:: TASK BRIEF ::
Scan the material and copy every line in which "JSON" appears.
[start DATA EXCERPTS]
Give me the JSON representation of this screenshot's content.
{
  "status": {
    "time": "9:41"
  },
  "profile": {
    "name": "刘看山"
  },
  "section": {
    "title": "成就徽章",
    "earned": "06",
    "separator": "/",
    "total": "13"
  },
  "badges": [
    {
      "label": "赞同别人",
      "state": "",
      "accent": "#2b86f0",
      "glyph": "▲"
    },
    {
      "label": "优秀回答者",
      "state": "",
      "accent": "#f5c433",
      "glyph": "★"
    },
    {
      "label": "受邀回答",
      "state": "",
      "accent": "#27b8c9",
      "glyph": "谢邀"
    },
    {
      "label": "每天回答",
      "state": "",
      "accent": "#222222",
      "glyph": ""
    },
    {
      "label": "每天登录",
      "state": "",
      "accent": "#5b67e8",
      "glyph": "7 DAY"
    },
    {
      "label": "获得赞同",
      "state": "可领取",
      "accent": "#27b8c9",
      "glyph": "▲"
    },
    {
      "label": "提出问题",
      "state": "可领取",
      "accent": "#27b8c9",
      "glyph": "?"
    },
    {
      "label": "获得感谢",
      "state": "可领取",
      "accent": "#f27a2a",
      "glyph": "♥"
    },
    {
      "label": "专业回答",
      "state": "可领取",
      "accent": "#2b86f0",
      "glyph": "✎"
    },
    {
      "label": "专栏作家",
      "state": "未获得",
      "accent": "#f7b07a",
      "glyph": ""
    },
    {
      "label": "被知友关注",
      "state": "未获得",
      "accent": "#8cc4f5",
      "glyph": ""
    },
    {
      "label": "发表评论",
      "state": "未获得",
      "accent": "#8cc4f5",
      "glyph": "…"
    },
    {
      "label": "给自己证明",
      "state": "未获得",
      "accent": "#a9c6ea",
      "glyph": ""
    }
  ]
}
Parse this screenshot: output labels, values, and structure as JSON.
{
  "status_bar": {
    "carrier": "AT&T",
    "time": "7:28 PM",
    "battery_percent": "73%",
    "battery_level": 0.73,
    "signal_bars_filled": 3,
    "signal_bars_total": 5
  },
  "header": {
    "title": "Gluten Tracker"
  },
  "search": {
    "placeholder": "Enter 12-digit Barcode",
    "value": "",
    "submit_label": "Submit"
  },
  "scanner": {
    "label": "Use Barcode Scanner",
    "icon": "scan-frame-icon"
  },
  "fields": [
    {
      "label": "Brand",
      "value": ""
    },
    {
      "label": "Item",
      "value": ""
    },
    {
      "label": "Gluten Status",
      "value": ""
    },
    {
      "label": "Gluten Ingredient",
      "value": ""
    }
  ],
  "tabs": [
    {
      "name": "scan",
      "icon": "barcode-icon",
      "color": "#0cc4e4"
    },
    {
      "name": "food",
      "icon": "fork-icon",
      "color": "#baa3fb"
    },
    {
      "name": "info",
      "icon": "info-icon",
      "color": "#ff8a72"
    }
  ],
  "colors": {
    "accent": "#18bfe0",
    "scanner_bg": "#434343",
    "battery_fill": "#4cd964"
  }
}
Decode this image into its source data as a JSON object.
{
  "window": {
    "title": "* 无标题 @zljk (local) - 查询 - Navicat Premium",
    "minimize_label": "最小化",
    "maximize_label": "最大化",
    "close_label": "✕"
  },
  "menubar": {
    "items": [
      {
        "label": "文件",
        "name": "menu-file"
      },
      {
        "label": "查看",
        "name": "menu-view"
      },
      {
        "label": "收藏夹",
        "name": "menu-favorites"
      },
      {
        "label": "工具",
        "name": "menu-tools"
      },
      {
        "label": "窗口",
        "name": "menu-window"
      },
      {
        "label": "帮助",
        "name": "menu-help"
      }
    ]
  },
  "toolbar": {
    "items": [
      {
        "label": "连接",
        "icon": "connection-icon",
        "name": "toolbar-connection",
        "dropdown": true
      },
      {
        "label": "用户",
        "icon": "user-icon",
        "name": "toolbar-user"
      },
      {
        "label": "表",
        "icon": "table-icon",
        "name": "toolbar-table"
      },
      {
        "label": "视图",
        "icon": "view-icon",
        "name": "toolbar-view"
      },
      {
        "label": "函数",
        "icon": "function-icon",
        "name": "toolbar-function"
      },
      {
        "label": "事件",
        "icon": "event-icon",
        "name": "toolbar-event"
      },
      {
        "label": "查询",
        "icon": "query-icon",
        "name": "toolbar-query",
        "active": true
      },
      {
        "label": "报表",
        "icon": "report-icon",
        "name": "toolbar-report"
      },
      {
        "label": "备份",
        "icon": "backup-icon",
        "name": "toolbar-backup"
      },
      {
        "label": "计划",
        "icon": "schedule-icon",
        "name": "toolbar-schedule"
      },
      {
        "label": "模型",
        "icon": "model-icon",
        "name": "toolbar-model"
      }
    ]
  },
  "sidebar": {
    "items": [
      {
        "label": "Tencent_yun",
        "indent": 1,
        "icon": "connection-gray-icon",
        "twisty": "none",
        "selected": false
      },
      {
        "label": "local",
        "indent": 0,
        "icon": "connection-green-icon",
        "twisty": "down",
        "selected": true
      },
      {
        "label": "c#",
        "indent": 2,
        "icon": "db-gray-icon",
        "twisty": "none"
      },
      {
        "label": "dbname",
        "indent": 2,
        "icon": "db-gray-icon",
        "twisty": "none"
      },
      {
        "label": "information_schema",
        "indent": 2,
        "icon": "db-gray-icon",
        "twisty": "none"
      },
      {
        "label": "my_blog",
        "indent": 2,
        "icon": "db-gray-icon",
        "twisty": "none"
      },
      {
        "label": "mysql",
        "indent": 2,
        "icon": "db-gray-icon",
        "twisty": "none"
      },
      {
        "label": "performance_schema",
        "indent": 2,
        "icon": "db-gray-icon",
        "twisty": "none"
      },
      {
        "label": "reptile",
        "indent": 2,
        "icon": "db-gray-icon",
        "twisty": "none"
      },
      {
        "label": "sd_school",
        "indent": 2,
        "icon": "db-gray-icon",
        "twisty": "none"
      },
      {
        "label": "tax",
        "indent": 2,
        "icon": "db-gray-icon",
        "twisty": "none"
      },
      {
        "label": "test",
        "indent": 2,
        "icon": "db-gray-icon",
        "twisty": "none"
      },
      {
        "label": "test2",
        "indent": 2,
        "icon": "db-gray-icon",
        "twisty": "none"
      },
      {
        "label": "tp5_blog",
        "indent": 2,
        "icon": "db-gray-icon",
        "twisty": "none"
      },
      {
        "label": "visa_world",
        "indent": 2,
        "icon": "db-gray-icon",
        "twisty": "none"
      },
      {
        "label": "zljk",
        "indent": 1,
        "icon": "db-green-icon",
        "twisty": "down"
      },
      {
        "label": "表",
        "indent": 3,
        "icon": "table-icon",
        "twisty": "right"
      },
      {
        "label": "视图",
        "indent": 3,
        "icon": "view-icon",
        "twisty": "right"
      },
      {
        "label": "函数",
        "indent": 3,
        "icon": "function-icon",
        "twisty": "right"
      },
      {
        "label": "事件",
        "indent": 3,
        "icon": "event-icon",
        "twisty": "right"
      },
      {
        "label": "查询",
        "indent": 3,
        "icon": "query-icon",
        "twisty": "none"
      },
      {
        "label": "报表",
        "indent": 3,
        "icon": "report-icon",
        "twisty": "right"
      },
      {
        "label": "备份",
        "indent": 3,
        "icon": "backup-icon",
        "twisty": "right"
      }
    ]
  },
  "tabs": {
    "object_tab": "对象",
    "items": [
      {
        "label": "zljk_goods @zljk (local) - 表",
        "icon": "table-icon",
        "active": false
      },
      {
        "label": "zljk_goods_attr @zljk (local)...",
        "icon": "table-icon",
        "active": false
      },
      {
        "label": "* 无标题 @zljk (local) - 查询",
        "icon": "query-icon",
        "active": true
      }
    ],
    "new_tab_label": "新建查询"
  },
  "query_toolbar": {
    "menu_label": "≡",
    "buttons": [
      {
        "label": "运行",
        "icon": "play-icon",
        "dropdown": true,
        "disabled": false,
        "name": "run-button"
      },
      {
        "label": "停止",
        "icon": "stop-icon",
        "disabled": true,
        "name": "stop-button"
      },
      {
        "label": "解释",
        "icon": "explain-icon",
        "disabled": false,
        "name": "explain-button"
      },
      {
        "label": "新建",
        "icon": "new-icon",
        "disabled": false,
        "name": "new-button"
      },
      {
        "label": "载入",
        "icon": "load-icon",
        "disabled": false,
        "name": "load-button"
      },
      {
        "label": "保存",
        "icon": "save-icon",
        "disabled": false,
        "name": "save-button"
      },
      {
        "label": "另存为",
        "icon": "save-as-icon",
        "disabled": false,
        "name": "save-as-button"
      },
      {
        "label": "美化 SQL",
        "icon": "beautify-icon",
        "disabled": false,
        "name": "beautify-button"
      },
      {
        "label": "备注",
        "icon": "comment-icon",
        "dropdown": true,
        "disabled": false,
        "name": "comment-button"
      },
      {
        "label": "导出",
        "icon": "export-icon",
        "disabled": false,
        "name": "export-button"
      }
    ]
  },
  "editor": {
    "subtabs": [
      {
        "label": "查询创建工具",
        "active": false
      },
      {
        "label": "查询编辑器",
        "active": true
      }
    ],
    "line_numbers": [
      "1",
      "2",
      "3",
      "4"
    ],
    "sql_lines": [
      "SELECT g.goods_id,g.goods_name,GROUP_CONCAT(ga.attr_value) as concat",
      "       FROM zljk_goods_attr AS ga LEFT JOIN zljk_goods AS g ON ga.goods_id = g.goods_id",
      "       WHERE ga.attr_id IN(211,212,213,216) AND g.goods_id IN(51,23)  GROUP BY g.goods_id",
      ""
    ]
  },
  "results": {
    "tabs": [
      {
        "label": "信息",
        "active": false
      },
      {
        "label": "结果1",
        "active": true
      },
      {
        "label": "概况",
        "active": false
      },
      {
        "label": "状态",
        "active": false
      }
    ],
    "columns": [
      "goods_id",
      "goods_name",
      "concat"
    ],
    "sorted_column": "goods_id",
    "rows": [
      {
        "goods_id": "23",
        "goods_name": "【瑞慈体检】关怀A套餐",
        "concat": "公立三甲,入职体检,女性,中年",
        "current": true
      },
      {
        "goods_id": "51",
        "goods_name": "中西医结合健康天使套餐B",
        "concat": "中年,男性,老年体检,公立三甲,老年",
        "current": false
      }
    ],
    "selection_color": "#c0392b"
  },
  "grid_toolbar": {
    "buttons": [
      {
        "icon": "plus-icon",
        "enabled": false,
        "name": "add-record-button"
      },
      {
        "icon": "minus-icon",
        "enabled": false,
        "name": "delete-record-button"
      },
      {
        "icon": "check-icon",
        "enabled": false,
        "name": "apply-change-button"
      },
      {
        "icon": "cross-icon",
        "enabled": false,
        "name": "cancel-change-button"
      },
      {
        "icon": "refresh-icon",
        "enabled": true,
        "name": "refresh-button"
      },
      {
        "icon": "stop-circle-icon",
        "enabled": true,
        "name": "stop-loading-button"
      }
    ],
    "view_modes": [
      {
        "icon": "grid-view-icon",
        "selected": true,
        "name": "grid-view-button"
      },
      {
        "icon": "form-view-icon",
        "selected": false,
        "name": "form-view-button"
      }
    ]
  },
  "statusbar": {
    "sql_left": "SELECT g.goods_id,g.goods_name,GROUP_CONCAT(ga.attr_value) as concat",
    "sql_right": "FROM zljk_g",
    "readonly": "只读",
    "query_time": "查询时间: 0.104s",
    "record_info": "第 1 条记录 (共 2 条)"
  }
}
[end DATA EXCERPTS]
:: RESULT BELOW ::
Give me the JSON representation of this screenshot's content.
Parse this screenshot: output labels, values, and structure as JSON.
Decode this image into its source data as a JSON object.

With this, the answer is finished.